_WRITTEN EXERCISE_. Some lines of these records may hold the word "prefecture"; state how many, using only the number.

_DATA LISTING_.
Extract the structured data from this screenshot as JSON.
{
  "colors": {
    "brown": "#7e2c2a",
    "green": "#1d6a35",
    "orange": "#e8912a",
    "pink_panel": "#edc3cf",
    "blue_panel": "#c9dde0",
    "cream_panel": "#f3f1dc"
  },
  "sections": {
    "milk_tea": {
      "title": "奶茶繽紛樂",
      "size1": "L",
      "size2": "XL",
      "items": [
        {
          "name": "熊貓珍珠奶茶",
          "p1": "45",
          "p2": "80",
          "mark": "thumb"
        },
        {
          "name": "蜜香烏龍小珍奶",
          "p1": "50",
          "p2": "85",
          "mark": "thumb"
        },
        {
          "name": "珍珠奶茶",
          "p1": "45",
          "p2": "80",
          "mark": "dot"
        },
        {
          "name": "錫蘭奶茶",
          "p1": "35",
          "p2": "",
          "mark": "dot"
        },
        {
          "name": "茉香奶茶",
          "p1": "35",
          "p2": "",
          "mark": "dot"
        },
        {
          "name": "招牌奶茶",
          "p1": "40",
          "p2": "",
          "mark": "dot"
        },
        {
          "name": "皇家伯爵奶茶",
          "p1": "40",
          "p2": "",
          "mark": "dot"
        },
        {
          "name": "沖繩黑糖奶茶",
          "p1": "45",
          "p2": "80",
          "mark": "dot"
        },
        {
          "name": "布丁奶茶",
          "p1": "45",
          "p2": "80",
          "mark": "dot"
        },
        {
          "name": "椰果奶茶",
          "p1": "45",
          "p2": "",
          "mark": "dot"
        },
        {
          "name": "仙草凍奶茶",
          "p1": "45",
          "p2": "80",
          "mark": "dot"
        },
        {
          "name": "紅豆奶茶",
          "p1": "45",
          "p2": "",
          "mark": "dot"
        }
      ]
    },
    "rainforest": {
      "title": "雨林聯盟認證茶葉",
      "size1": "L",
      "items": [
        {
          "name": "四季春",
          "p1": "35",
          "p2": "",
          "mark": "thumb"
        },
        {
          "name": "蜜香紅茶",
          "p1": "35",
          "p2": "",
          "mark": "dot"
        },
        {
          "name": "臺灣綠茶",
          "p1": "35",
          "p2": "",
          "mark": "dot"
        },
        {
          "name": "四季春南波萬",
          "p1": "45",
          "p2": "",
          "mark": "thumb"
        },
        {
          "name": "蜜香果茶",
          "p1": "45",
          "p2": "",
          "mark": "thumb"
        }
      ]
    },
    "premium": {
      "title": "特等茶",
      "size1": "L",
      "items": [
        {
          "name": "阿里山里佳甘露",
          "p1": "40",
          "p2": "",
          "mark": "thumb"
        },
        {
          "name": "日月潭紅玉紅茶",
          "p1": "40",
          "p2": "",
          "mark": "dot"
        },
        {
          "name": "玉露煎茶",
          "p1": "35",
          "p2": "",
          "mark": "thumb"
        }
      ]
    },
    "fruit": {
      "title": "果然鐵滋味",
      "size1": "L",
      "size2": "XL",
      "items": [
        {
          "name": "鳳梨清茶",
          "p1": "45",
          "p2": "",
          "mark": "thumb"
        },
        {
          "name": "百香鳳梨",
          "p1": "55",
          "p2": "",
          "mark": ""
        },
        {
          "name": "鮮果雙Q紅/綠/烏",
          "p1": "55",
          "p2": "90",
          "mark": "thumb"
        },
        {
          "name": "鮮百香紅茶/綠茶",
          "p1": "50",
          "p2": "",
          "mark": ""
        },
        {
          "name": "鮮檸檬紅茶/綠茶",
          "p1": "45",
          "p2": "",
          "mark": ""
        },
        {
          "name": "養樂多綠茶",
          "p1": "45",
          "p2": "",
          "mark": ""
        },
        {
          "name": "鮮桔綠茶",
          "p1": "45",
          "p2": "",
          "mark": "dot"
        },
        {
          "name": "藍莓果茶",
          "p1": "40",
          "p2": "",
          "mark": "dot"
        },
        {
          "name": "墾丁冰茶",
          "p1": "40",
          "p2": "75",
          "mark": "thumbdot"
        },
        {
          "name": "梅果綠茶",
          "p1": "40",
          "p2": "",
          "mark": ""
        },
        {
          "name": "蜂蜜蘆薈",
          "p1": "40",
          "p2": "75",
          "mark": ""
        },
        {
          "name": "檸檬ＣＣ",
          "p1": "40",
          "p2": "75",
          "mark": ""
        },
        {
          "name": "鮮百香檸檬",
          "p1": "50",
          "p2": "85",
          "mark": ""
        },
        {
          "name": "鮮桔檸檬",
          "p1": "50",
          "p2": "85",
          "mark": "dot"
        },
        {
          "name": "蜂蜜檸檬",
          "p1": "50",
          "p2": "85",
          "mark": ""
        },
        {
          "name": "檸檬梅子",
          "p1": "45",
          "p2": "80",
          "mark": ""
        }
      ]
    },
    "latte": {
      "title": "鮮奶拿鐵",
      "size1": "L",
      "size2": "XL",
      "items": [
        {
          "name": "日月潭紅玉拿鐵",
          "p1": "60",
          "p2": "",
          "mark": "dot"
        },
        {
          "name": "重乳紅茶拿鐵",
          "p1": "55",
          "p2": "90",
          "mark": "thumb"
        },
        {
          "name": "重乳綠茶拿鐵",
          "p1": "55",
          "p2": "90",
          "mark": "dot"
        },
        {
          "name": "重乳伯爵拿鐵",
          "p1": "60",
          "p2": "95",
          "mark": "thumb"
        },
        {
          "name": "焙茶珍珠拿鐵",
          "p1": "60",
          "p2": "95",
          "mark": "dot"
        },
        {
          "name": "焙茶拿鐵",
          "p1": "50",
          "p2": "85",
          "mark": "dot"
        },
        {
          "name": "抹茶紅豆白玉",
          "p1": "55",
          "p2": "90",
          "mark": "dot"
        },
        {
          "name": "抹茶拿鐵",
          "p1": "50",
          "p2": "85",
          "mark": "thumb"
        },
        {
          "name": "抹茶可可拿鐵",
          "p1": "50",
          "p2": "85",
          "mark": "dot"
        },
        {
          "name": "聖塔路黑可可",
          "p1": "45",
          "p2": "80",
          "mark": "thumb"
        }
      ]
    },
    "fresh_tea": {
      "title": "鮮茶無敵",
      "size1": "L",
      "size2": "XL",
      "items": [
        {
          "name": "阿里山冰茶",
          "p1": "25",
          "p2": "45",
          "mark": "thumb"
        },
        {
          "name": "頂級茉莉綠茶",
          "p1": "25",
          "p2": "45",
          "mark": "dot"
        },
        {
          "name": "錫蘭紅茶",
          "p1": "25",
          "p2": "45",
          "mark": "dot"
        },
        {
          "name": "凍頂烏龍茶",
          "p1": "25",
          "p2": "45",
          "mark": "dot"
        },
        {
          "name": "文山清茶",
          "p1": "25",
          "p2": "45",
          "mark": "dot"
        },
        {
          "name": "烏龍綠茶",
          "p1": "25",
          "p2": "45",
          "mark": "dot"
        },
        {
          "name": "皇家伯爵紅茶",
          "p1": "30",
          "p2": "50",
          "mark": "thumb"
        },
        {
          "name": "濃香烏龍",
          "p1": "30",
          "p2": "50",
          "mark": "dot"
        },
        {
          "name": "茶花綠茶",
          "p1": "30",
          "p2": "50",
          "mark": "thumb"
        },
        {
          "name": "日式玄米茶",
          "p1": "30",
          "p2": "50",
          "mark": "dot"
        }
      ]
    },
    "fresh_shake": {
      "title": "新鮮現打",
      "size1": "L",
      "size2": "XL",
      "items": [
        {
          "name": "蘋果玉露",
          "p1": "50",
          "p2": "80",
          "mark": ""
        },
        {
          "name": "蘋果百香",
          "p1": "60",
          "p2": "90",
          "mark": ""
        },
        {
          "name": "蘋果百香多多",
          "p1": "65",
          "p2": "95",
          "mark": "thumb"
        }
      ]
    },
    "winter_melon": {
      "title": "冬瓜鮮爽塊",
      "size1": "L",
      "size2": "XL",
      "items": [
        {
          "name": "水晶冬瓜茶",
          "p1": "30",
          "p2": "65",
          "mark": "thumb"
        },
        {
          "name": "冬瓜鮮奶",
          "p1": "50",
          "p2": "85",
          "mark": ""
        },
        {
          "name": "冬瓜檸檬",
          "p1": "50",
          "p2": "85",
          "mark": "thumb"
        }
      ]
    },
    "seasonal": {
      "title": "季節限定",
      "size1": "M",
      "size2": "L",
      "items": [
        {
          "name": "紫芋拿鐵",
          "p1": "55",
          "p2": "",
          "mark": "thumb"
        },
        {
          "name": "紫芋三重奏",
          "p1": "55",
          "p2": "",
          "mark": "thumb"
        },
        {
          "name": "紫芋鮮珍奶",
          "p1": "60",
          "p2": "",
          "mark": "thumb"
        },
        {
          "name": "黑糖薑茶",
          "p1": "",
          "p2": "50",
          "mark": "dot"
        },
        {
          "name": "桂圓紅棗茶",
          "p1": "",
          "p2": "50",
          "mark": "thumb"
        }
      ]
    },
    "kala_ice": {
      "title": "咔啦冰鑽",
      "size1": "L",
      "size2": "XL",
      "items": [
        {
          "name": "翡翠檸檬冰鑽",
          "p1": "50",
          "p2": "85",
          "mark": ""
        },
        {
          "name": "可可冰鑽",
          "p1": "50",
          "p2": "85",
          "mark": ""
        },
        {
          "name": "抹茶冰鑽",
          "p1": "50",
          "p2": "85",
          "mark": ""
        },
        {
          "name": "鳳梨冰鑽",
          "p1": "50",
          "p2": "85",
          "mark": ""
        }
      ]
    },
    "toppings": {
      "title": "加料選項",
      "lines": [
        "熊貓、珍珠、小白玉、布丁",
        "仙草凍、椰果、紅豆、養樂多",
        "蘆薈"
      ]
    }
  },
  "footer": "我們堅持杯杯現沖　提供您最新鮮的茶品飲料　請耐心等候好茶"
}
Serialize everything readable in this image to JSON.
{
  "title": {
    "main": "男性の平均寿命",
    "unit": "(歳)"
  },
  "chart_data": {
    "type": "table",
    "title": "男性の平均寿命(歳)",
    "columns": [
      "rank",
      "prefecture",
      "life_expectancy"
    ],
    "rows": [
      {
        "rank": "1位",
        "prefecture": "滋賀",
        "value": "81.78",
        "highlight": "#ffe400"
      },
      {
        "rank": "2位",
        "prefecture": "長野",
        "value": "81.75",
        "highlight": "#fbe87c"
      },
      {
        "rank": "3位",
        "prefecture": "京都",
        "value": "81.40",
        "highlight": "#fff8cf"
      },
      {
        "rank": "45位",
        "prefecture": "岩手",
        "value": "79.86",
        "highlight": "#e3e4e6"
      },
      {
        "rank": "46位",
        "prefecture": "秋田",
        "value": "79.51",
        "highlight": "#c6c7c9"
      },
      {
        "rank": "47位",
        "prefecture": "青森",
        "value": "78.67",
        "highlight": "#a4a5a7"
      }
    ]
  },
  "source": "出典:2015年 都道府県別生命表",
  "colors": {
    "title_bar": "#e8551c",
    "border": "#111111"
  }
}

_TASK ANSWER_. 7